Give back the full material, exactly as it reads.
::::
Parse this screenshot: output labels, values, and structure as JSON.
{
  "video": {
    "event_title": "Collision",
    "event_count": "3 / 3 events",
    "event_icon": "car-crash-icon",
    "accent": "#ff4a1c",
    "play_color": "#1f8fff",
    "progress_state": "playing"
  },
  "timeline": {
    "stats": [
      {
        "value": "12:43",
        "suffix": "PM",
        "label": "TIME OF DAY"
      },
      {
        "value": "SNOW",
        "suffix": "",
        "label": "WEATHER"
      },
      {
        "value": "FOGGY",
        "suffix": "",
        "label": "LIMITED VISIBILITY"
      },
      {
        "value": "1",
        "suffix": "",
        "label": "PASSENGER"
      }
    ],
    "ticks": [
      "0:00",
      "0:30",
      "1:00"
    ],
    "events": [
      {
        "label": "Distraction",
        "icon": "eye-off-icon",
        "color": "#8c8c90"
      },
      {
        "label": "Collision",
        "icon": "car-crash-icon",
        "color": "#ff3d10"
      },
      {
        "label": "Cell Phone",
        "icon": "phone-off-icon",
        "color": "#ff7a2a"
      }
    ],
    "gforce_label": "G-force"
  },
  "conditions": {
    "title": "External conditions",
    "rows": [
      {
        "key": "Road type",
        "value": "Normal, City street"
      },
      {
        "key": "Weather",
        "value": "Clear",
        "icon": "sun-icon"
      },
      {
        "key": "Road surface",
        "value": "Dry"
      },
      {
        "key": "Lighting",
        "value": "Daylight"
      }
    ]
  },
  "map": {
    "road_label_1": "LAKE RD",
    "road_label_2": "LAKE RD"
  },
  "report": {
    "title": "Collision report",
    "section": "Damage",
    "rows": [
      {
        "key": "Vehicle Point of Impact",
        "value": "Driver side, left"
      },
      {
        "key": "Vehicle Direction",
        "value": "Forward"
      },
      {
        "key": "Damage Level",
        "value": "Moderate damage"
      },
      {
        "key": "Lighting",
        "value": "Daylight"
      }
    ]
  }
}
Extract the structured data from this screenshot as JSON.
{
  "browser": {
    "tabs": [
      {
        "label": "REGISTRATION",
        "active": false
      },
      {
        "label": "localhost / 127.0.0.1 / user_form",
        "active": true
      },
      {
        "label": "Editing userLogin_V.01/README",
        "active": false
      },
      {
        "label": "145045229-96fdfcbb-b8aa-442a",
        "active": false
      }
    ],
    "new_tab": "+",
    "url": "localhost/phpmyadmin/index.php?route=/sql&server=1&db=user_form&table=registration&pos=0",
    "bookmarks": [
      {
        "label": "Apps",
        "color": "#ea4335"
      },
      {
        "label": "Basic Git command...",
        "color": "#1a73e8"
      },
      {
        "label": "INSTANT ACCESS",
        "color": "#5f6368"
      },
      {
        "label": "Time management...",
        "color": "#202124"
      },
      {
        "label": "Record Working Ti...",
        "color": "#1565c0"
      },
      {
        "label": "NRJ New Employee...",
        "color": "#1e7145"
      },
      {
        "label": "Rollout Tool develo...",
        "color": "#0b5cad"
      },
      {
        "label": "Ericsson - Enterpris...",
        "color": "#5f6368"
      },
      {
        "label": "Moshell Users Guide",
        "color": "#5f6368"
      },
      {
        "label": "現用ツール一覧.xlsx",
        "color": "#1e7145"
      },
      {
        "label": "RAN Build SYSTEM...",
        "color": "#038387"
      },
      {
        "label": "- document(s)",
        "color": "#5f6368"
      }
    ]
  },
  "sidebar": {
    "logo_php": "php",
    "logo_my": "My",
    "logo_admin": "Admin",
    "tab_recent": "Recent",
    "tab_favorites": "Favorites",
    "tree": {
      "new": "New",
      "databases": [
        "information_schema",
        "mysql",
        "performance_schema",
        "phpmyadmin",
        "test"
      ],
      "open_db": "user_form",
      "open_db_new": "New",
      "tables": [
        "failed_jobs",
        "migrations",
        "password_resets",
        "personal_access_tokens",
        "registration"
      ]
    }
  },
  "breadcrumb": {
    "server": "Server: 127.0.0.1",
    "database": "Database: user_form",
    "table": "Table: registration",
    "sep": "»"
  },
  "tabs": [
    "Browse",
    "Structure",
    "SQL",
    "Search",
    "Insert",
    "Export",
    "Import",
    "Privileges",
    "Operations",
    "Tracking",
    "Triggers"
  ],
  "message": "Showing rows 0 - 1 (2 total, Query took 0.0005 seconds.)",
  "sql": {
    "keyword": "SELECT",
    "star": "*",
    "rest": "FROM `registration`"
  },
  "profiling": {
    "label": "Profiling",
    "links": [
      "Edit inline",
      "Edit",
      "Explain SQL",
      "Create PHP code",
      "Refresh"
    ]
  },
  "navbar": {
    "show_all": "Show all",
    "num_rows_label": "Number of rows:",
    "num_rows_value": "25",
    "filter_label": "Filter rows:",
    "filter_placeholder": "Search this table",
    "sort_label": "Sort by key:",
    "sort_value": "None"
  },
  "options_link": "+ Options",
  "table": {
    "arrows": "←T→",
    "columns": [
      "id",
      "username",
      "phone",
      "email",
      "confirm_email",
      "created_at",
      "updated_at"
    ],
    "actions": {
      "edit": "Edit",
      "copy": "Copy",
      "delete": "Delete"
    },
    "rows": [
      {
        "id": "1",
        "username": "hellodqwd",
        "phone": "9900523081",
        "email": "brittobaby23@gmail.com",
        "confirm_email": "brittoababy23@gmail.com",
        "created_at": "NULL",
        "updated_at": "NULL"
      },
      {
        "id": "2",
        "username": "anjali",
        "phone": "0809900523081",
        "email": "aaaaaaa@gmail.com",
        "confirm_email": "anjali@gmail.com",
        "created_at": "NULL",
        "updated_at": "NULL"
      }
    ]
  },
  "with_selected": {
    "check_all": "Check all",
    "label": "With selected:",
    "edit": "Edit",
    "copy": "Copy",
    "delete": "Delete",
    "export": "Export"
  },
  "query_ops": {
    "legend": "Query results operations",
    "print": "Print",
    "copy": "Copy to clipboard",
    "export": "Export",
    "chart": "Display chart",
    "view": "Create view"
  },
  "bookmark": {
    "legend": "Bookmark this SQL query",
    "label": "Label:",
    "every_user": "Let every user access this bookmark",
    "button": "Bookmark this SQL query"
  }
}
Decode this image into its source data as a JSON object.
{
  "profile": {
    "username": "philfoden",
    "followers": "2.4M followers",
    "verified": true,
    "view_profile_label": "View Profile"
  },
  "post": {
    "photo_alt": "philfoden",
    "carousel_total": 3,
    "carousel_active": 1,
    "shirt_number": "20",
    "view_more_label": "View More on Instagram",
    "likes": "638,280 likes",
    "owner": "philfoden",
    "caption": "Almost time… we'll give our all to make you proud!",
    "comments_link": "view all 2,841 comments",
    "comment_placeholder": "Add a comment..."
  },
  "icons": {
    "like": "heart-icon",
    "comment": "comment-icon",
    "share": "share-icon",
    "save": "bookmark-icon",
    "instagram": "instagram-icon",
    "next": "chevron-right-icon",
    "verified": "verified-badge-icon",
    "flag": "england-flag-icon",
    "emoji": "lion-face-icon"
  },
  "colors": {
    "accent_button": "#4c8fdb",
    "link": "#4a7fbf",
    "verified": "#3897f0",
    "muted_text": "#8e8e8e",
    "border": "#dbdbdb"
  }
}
::::
### Solution to the exercise:
Parse this screenshot: output labels, values, and structure as JSON.
{
  "video": {
    "event_title": "Collision",
    "event_count": "3 / 3 events",
    "event_icon": "car-crash-icon",
    "accent": "#ff4a1c",
    "play_color": "#1f8fff",
    "progress_state": "playing"
  },
  "timeline": {
    "stats": [
      {
        "value": "12:43",
        "suffix": "PM",
        "label": "TIME OF DAY"
      },
      {
        "value": "SNOW",
        "suffix": "",
        "label": "WEATHER"
      },
      {
        "value": "FOGGY",
        "suffix": "",
        "label": "LIMITED VISIBILITY"
      },
      {
        "value": "1",
        "suffix": "",
        "label": "PASSENGER"
      }
    ],
    "ticks": [
      "0:00",
      "0:30",
      "1:00"
    ],
    "events": [
      {
        "label": "Distraction",
        "icon": "eye-off-icon",
        "color": "#8c8c90"
      },
      {
        "label": "Collision",
        "icon": "car-crash-icon",
        "color": "#ff3d10"
      },
      {
        "label": "Cell Phone",
        "icon": "phone-off-icon",
        "color": "#ff7a2a"
      }
    ],
    "gforce_label": "G-force"
  },
  "conditions": {
    "title": "External conditions",
    "rows": [
      {
        "key": "Road type",
        "value": "Normal, City street"
      },
      {
        "key": "Weather",
        "value": "Clear",
        "icon": "sun-icon"
      },
      {
        "key": "Road surface",
        "value": "Dry"
      },
      {
        "key": "Lighting",
        "value": "Daylight"
      }
    ]
  },
  "map": {
    "road_label_1": "LAKE RD",
    "road_label_2": "LAKE RD"
  },
  "report": {
    "title": "Collision report",
    "section": "Damage",
    "rows": [
      {
        "key": "Vehicle Point of Impact",
        "value": "Driver side, left"
      },
      {
        "key": "Vehicle Direction",
        "value": "Forward"
      },
      {
        "key": "Damage Level",
        "value": "Moderate damage"
      },
      {
        "key": "Lighting",
        "value": "Daylight"
      }
    ]
  }
}
Extract the structured data from this screenshot as JSON.
{
  "browser": {
    "tabs": [
      {
        "label": "REGISTRATION",
        "active": false
      },
      {
        "label": "localhost / 127.0.0.1 / user_form",
        "active": true
      },
      {
        "label": "Editing userLogin_V.01/README",
        "active": false
      },
      {
        "label": "145045229-96fdfcbb-b8aa-442a",
        "active": false
      }
    ],
    "new_tab": "+",
    "url": "localhost/phpmyadmin/index.php?route=/sql&server=1&db=user_form&table=registration&pos=0",
    "bookmarks": [
      {
        "label": "Apps",
        "color": "#ea4335"
      },
      {
        "label": "Basic Git command...",
        "color": "#1a73e8"
      },
      {
        "label": "INSTANT ACCESS",
        "color": "#5f6368"
      },
      {
        "label": "Time management...",
        "color": "#202124"
      },
      {
        "label": "Record Working Ti...",
        "color": "#1565c0"
      },
      {
        "label": "NRJ New Employee...",
        "color": "#1e7145"
      },
      {
        "label": "Rollout Tool develo...",
        "color": "#0b5cad"
      },
      {
        "label": "Ericsson - Enterpris...",
        "color": "#5f6368"
      },
      {
        "label": "Moshell Users Guide",
        "color": "#5f6368"
      },
      {
        "label": "現用ツール一覧.xlsx",
        "color": "#1e7145"
      },
      {
        "label": "RAN Build SYSTEM...",
        "color": "#038387"
      },
      {
        "label": "- document(s)",
        "color": "#5f6368"
      }
    ]
  },
  "sidebar": {
    "logo_php": "php",
    "logo_my": "My",
    "logo_admin": "Admin",
    "tab_recent": "Recent",
    "tab_favorites": "Favorites",
    "tree": {
      "new": "New",
      "databases": [
        "information_schema",
        "mysql",
        "performance_schema",
        "phpmyadmin",
        "test"
      ],
      "open_db": "user_form",
      "open_db_new": "New",
      "tables": [
        "failed_jobs",
        "migrations",
        "password_resets",
        "personal_access_tokens",
        "registration"
      ]
    }
  },
  "breadcrumb": {
    "server": "Server: 127.0.0.1",
    "database": "Database: user_form",
    "table": "Table: registration",
    "sep": "»"
  },
  "tabs": [
    "Browse",
    "Structure",
    "SQL",
    "Search",
    "Insert",
    "Export",
    "Import",
    "Privileges",
    "Operations",
    "Tracking",
    "Triggers"
  ],
  "message": "Showing rows 0 - 1 (2 total, Query took 0.0005 seconds.)",
  "sql": {
    "keyword": "SELECT",
    "star": "*",
    "rest": "FROM `registration`"
  },
  "profiling": {
    "label": "Profiling",
    "links": [
      "Edit inline",
      "Edit",
      "Explain SQL",
      "Create PHP code",
      "Refresh"
    ]
  },
  "navbar": {
    "show_all": "Show all",
    "num_rows_label": "Number of rows:",
    "num_rows_value": "25",
    "filter_label": "Filter rows:",
    "filter_placeholder": "Search this table",
    "sort_label": "Sort by key:",
    "sort_value": "None"
  },
  "options_link": "+ Options",
  "table": {
    "arrows": "←T→",
    "columns": [
      "id",
      "username",
      "phone",
      "email",
      "confirm_email",
      "created_at",
      "updated_at"
    ],
    "actions": {
      "edit": "Edit",
      "copy": "Copy",
      "delete": "Delete"
    },
    "rows": [
      {
        "id": "1",
        "username": "hellodqwd",
        "phone": "9900523081",
        "email": "brittobaby23@gmail.com",
        "confirm_email": "brittoababy23@gmail.com",
        "created_at": "NULL",
        "updated_at": "NULL"
      },
      {
        "id": "2",
        "username": "anjali",
        "phone": "0809900523081",
        "email": "aaaaaaa@gmail.com",
        "confirm_email": "anjali@gmail.com",
        "created_at": "NULL",
        "updated_at": "NULL"
      }
    ]
  },
  "with_selected": {
    "check_all": "Check all",
    "label": "With selected:",
    "edit": "Edit",
    "copy": "Copy",
    "delete": "Delete",
    "export": "Export"
  },
  "query_ops": {
    "legend": "Query results operations",
    "print": "Print",
    "copy": "Copy to clipboard",
    "export": "Export",
    "chart": "Display chart",
    "view": "Create view"
  },
  "bookmark": {
    "legend": "Bookmark this SQL query",
    "label": "Label:",
    "every_user": "Let every user access this bookmark",
    "button": "Bookmark this SQL query"
  }
}
Decode this image into its source data as a JSON object.
{
  "profile": {
    "username": "philfoden",
    "followers": "2.4M followers",
    "verified": true,
    "view_profile_label": "View Profile"
  },
  "post": {
    "photo_alt": "philfoden",
    "carousel_total": 3,
    "carousel_active": 1,
    "shirt_number": "20",
    "view_more_label": "View More on Instagram",
    "likes": "638,280 likes",
    "owner": "philfoden",
    "caption": "Almost time… we'll give our all to make you proud!",
    "comments_link": "view all 2,841 comments",
    "comment_placeholder": "Add a comment..."
  },
  "icons": {
    "like": "heart-icon",
    "comment": "comment-icon",
    "share": "share-icon",
    "save": "bookmark-icon",
    "instagram": "instagram-icon",
    "next": "chevron-right-icon",
    "verified": "verified-badge-icon",
    "flag": "england-flag-icon",
    "emoji": "lion-face-icon"
  },
  "colors": {
    "accent_button": "#4c8fdb",
    "link": "#4a7fbf",
    "verified": "#3897f0",
    "muted_text": "#8e8e8e",
    "border": "#dbdbdb"
  }
}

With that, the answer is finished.